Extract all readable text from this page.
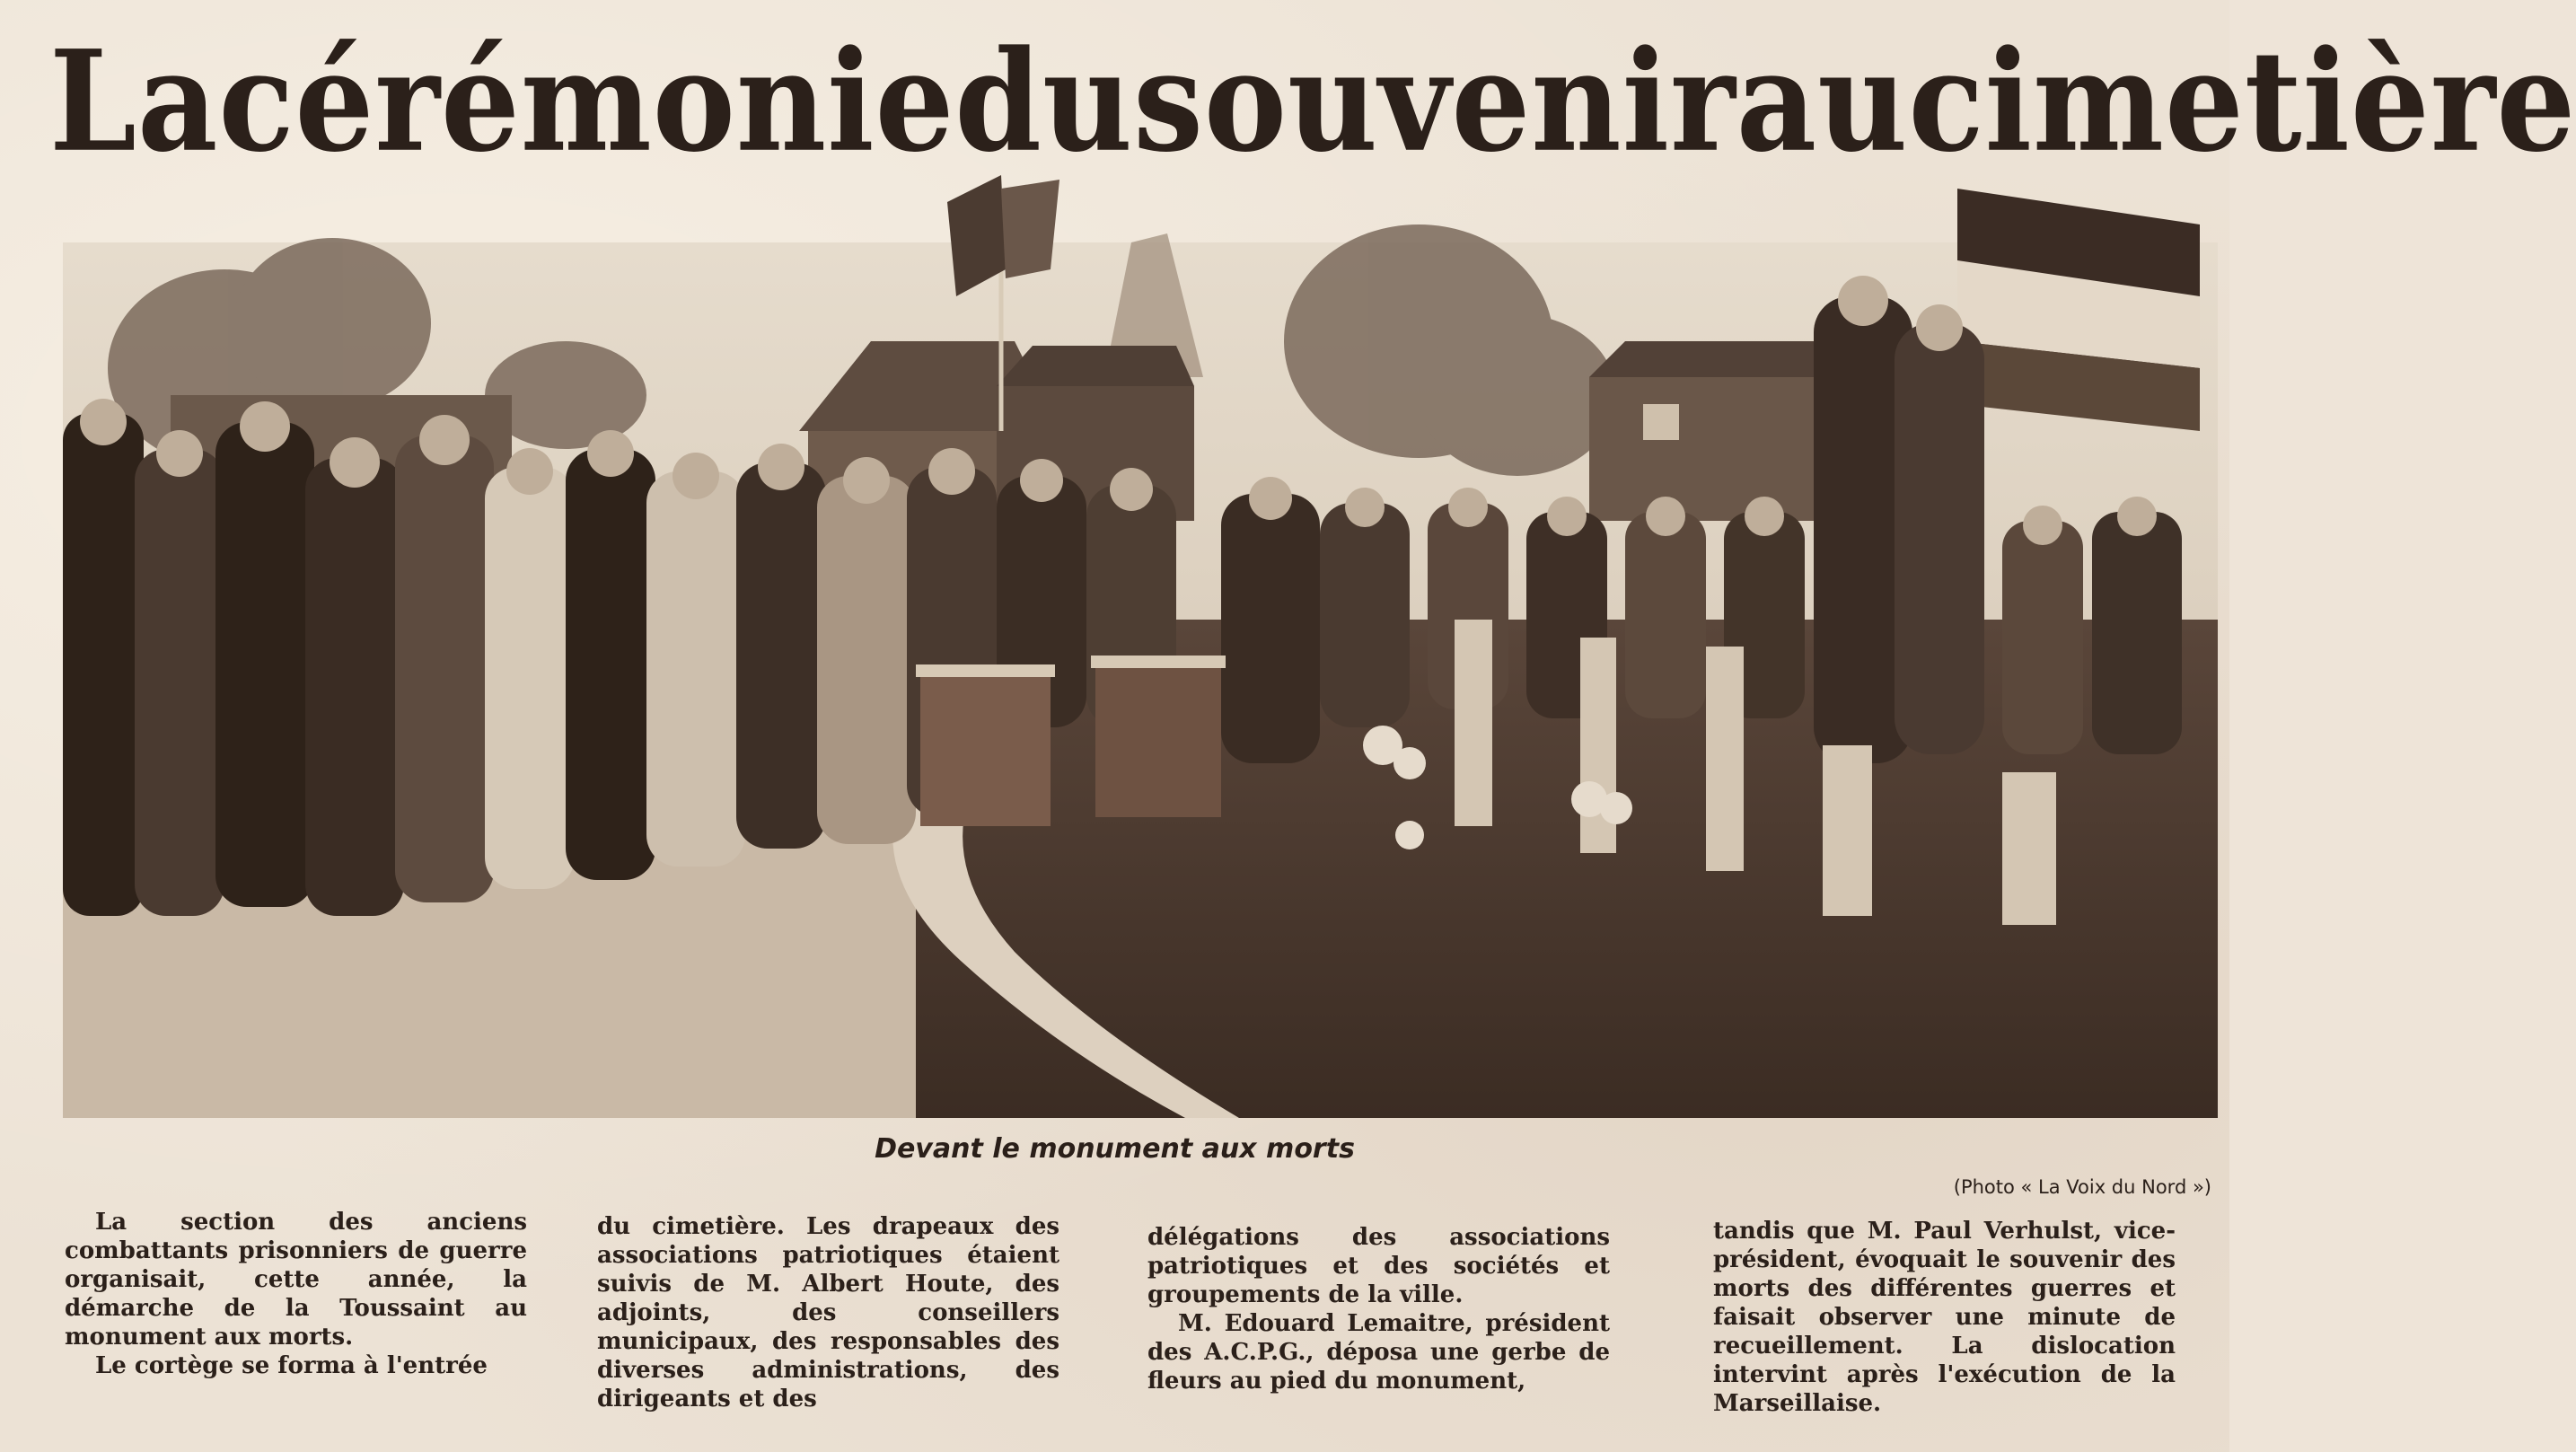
La cérémonie du souvenir au cimetière
Devant le monument aux morts
(Photo « La Voix du Nord »)

La section des anciens combattants prisonniers de guerre organisait, cette année, la démarche de la Toussaint au monument aux morts.

Le cortège se forma à l'entrée

du cimetière. Les drapeaux des associations patriotiques étaient suivis de M. Albert Houte, des adjoints, des conseillers municipaux, des responsables des diverses administrations, des dirigeants et des

délégations des associations patriotiques et des sociétés et groupements de la ville.

M. Edouard Lemaitre, président des A.C.P.G., déposa une gerbe de fleurs au pied du monument,

tandis que M. Paul Verhulst, vice-président, évoquait le souvenir des morts des différentes guerres et faisait observer une minute de recueillement. La dislocation intervint après l'exécution de la Marseillaise.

☆ ☆ ☆ ☆ ☆ ☆ ☆

◆ TO BE DONE
Count how many lines of the data include the word "patriotiques". Your reply should be that number alone.

◆ TASK RESULT
2